Give all the lines below again, exactly, with no pictures.

*Entries shown*
[start]

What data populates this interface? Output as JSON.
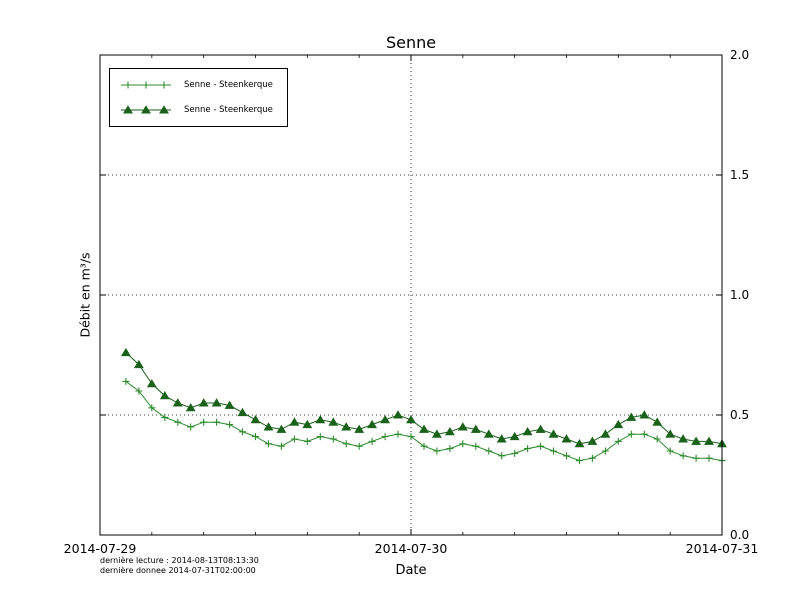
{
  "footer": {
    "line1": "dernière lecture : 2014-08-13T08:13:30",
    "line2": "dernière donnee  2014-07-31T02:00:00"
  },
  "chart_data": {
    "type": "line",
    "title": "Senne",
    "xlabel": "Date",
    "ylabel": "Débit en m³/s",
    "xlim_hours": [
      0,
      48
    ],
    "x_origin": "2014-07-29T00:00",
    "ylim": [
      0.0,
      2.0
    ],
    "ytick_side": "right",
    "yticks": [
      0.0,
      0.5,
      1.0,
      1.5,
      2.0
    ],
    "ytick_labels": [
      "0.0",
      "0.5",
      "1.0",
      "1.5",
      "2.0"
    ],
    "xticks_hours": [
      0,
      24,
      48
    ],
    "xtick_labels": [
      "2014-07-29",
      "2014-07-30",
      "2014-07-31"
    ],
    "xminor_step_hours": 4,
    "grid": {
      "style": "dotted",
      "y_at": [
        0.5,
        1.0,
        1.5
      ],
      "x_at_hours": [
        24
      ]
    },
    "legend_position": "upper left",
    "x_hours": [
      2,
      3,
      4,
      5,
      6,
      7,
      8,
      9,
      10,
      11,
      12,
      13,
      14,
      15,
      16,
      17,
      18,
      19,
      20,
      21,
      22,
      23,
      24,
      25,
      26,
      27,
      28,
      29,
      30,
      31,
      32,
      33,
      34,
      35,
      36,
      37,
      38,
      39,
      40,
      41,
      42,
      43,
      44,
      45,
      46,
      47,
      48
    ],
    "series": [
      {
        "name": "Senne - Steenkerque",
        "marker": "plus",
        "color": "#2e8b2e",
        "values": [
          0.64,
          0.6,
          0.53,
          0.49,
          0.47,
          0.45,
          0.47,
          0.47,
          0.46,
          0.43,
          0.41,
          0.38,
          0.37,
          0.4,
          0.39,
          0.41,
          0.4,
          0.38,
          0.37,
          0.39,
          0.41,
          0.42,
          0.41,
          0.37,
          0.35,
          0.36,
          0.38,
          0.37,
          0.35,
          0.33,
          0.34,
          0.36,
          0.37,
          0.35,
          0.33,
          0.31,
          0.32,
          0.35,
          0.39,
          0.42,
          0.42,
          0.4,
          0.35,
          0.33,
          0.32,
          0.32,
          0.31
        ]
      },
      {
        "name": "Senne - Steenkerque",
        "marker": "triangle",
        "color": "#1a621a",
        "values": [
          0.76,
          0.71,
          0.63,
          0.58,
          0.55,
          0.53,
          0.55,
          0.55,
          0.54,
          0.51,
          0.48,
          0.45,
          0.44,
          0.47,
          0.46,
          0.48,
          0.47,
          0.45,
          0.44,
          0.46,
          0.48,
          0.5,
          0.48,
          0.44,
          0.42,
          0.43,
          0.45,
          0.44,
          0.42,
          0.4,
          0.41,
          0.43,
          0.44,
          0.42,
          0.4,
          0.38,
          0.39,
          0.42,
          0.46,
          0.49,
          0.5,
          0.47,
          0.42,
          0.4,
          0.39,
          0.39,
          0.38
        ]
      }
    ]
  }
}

[end]

*Answer to the problem*
What data populates this interface? Output as JSON.
{
  "footer": {
    "line1": "dernière lecture : 2014-08-13T08:13:30",
    "line2": "dernière donnee  2014-07-31T02:00:00"
  },
  "chart_data": {
    "type": "line",
    "title": "Senne",
    "xlabel": "Date",
    "ylabel": "Débit en m³/s",
    "xlim_hours": [
      0,
      48
    ],
    "x_origin": "2014-07-29T00:00",
    "ylim": [
      0.0,
      2.0
    ],
    "ytick_side": "right",
    "yticks": [
      0.0,
      0.5,
      1.0,
      1.5,
      2.0
    ],
    "ytick_labels": [
      "0.0",
      "0.5",
      "1.0",
      "1.5",
      "2.0"
    ],
    "xticks_hours": [
      0,
      24,
      48
    ],
    "xtick_labels": [
      "2014-07-29",
      "2014-07-30",
      "2014-07-31"
    ],
    "xminor_step_hours": 4,
    "grid": {
      "style": "dotted",
      "y_at": [
        0.5,
        1.0,
        1.5
      ],
      "x_at_hours": [
        24
      ]
    },
    "legend_position": "upper left",
    "x_hours": [
      2,
      3,
      4,
      5,
      6,
      7,
      8,
      9,
      10,
      11,
      12,
      13,
      14,
      15,
      16,
      17,
      18,
      19,
      20,
      21,
      22,
      23,
      24,
      25,
      26,
      27,
      28,
      29,
      30,
      31,
      32,
      33,
      34,
      35,
      36,
      37,
      38,
      39,
      40,
      41,
      42,
      43,
      44,
      45,
      46,
      47,
      48
    ],
    "series": [
      {
        "name": "Senne - Steenkerque",
        "marker": "plus",
        "color": "#2e8b2e",
        "values": [
          0.64,
          0.6,
          0.53,
          0.49,
          0.47,
          0.45,
          0.47,
          0.47,
          0.46,
          0.43,
          0.41,
          0.38,
          0.37,
          0.4,
          0.39,
          0.41,
          0.4,
          0.38,
          0.37,
          0.39,
          0.41,
          0.42,
          0.41,
          0.37,
          0.35,
          0.36,
          0.38,
          0.37,
          0.35,
          0.33,
          0.34,
          0.36,
          0.37,
          0.35,
          0.33,
          0.31,
          0.32,
          0.35,
          0.39,
          0.42,
          0.42,
          0.4,
          0.35,
          0.33,
          0.32,
          0.32,
          0.31
        ]
      },
      {
        "name": "Senne - Steenkerque",
        "marker": "triangle",
        "color": "#1a621a",
        "values": [
          0.76,
          0.71,
          0.63,
          0.58,
          0.55,
          0.53,
          0.55,
          0.55,
          0.54,
          0.51,
          0.48,
          0.45,
          0.44,
          0.47,
          0.46,
          0.48,
          0.47,
          0.45,
          0.44,
          0.46,
          0.48,
          0.5,
          0.48,
          0.44,
          0.42,
          0.43,
          0.45,
          0.44,
          0.42,
          0.4,
          0.41,
          0.43,
          0.44,
          0.42,
          0.4,
          0.38,
          0.39,
          0.42,
          0.46,
          0.49,
          0.5,
          0.47,
          0.42,
          0.4,
          0.39,
          0.39,
          0.38
        ]
      }
    ]
  }
}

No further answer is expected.